Items from a dataset
● ● ● ● ●
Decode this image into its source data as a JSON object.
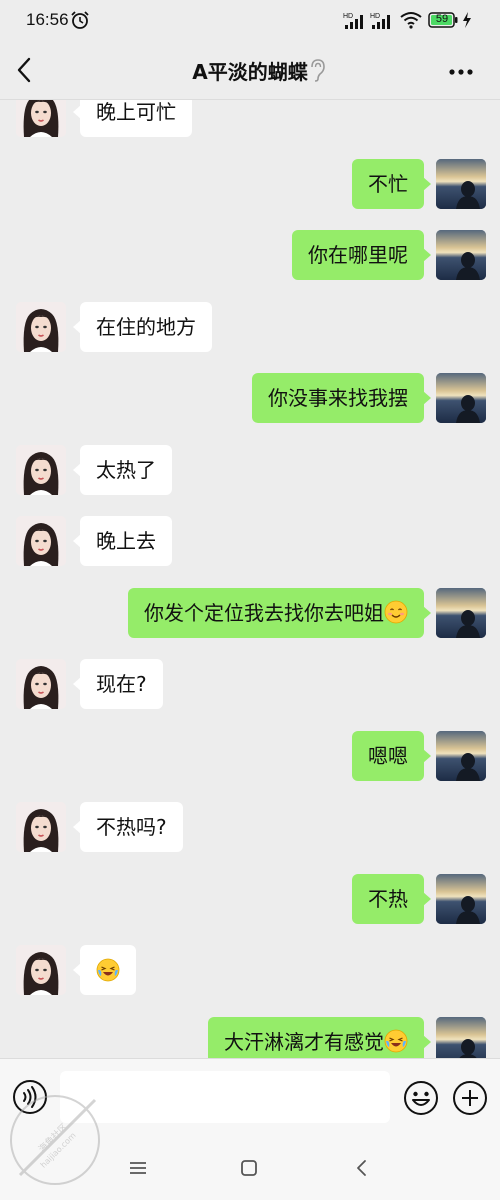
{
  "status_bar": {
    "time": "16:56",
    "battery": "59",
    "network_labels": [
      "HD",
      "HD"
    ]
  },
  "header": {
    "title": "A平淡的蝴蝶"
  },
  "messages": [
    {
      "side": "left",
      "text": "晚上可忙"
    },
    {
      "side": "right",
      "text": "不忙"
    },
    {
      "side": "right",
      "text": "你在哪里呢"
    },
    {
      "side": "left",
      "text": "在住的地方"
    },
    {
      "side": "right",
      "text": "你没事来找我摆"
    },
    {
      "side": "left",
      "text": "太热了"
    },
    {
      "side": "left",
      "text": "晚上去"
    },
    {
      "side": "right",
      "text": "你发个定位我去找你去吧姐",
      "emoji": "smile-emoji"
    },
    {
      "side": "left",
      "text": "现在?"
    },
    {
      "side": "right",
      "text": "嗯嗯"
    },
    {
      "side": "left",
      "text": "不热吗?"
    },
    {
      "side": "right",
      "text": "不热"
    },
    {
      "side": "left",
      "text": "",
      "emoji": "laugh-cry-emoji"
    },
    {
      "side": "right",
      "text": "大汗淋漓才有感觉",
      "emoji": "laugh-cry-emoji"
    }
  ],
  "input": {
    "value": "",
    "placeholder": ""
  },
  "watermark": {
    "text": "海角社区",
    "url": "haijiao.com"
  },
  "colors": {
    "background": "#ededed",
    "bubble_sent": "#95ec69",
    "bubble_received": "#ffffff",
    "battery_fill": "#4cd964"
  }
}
● ● ● ● ●
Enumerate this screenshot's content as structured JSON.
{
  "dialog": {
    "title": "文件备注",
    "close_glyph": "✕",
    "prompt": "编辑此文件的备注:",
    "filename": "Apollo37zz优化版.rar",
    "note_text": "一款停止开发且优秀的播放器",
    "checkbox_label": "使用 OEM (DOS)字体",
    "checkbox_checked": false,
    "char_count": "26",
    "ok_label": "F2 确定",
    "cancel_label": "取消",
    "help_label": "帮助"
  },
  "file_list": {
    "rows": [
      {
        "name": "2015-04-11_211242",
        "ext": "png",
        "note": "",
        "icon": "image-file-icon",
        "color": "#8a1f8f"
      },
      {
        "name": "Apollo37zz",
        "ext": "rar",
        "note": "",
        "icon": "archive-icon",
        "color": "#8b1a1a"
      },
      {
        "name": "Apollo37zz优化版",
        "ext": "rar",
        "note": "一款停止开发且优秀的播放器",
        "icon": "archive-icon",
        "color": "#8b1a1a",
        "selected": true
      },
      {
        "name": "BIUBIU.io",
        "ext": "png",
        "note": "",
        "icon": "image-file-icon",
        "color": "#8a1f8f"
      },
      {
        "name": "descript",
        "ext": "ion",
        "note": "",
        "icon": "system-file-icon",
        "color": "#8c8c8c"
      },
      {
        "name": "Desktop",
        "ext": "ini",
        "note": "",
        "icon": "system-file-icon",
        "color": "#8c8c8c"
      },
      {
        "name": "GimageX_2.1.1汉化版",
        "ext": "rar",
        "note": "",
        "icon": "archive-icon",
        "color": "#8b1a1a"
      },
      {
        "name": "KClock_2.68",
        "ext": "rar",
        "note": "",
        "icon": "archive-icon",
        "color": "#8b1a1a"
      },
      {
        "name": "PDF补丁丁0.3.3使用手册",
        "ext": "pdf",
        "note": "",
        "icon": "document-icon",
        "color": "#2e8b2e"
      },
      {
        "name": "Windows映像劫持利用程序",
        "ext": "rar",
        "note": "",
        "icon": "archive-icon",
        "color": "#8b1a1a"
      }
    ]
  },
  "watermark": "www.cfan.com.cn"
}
● ● ● ● ●
> **What to produce**: Using the records above, gather all lines where the string "watermark" is present.

> **The answer**:
  "watermark": {
  "watermark": "www.cfan.com.cn"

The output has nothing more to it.